* What is needed *
Look through the listing below and give the number of lines that hold "REVERSE". Say nothing more.

Records from a data source
____________

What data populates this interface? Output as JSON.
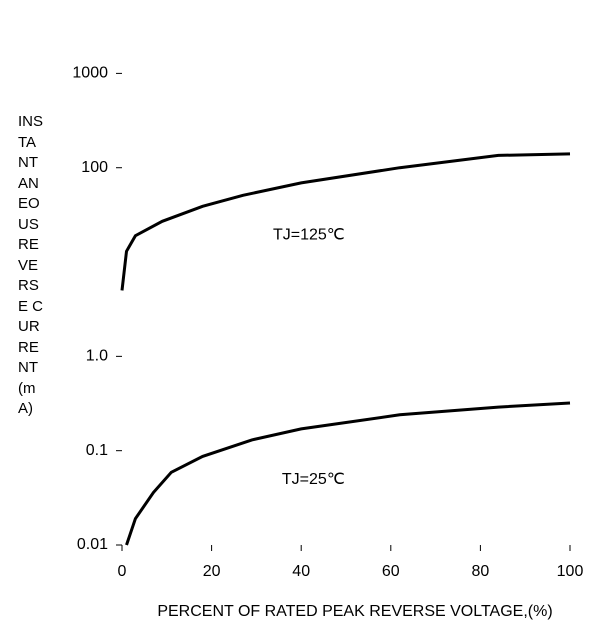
{
  "chart_data": {
    "type": "line",
    "xlabel": "PERCENT OF RATED PEAK REVERSE VOLTAGE,(%)",
    "ylabel": "INSTANTANEOUS REVERSE CURRENT(mA)",
    "log_y": true,
    "xlim": [
      0,
      100
    ],
    "xticks": [
      0,
      20,
      40,
      60,
      80,
      100
    ],
    "ylim": [
      0.01,
      2000
    ],
    "yticks": [
      0.01,
      0.1,
      {
        "value": 1,
        "label": "1.0"
      },
      100,
      1000
    ],
    "series": [
      {
        "name": "TJ=125℃",
        "color": "#000000",
        "x": [
          0,
          1,
          3,
          9,
          18,
          27,
          40,
          62,
          84,
          100
        ],
        "values": [
          5,
          13,
          19,
          27,
          39,
          51,
          69,
          100,
          135,
          140
        ]
      },
      {
        "name": "TJ=25℃",
        "color": "#000000",
        "x": [
          1,
          3,
          7,
          11,
          18,
          29,
          40,
          62,
          84,
          100
        ],
        "values": [
          0.01,
          0.019,
          0.036,
          0.059,
          0.087,
          0.13,
          0.17,
          0.24,
          0.29,
          0.32
        ]
      }
    ]
  }
}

____________

* Expected output *
2